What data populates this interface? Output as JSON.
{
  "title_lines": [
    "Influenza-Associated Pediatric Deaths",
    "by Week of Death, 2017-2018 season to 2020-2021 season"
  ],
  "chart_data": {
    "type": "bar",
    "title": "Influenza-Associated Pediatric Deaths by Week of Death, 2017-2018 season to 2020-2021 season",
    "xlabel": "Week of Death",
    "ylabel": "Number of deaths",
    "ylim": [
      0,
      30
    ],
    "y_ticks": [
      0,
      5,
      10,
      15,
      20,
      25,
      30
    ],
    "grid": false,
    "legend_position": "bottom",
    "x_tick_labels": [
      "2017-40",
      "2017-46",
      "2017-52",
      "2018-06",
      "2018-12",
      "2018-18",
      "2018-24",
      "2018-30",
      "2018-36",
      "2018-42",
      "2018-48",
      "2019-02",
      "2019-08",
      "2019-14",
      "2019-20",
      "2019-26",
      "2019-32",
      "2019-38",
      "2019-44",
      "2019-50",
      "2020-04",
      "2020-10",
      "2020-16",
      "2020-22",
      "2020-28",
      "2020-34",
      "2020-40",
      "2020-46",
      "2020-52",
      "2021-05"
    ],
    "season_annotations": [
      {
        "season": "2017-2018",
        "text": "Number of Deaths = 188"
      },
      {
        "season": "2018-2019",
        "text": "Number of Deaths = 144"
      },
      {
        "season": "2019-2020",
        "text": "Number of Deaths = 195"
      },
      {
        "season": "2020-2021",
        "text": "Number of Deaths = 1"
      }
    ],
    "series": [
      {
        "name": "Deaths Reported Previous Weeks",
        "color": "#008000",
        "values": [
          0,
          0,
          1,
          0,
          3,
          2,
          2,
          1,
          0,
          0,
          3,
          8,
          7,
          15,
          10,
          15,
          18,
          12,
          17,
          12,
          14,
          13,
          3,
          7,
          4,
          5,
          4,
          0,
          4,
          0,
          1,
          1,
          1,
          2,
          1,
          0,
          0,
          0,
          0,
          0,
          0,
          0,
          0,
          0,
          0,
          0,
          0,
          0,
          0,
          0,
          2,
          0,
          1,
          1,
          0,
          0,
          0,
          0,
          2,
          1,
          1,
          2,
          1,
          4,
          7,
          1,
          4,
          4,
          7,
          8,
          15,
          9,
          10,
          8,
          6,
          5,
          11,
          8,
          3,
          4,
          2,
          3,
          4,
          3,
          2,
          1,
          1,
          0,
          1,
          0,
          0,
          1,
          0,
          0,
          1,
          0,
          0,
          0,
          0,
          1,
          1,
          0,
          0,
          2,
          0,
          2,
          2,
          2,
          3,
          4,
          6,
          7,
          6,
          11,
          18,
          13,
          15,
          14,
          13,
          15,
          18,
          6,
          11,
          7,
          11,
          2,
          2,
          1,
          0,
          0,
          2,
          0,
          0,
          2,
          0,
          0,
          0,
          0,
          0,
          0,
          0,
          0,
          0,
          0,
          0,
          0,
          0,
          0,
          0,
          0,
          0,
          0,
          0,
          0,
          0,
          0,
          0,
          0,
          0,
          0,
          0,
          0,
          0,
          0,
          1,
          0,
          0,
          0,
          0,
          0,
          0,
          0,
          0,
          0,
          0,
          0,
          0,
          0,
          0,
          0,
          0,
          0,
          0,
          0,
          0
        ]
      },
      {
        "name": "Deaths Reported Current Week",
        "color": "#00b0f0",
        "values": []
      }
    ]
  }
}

-----

- What to do: Go through the records above, find every line with the word "Number", and list those lines.

- Result for this exercise:
    "ylabel": "Number of deaths",
        "text": "Number of Deaths = 188"
        "text": "Number of Deaths = 144"
        "text": "Number of Deaths = 195"
        "text": "Number of Deaths = 1"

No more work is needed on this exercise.